Brief:
Only lines with the word "axis" are needed; collect each of them from the listing below.
_____
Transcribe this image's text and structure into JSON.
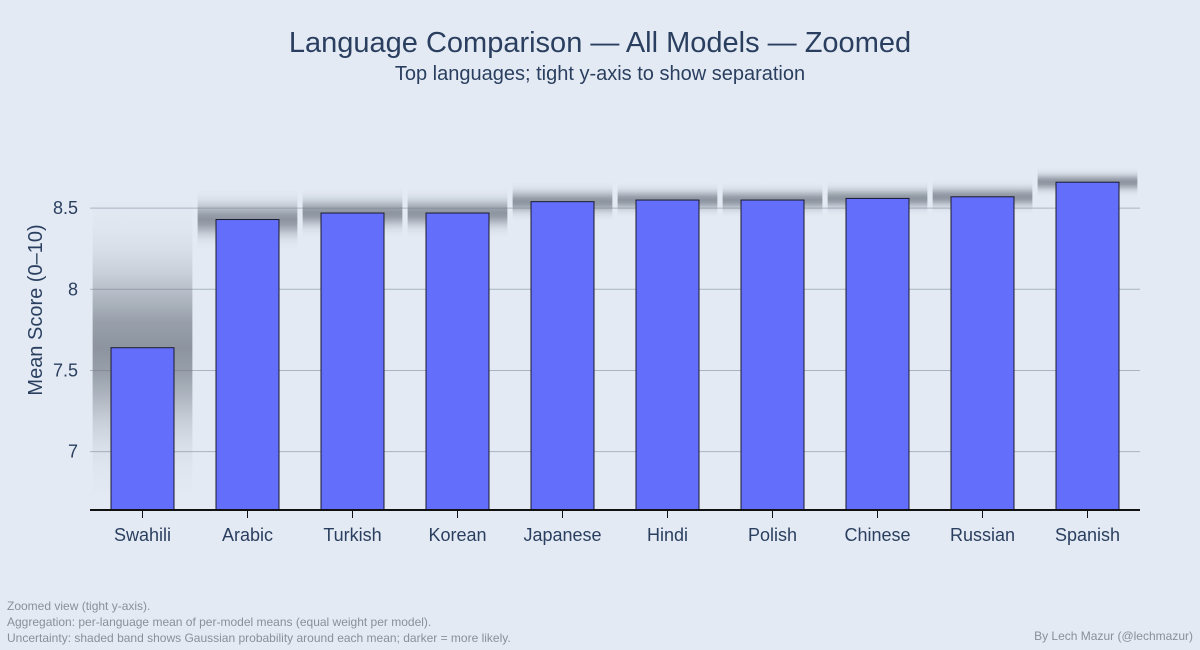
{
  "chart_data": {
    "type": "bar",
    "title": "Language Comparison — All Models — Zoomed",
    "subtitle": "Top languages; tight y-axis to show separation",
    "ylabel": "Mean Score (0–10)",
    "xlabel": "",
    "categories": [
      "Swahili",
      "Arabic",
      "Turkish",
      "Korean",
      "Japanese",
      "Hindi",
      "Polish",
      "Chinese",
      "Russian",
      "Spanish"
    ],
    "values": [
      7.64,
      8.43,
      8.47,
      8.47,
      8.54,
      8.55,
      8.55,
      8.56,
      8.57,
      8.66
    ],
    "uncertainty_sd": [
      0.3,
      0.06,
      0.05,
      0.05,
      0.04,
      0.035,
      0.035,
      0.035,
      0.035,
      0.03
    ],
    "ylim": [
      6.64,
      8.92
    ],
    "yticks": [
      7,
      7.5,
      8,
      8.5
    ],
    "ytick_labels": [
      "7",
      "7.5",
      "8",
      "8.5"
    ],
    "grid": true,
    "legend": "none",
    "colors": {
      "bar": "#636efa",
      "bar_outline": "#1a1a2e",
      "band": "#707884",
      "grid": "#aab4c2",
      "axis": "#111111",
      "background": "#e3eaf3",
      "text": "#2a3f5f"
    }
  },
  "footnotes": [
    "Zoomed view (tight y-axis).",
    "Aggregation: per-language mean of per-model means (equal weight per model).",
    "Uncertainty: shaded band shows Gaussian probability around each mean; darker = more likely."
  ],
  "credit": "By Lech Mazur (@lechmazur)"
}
_____
Exercise solution:
    "subtitle": "Top languages; tight y-axis to show separation",
      "axis": "#111111",
    "Zoomed view (tight y-axis).",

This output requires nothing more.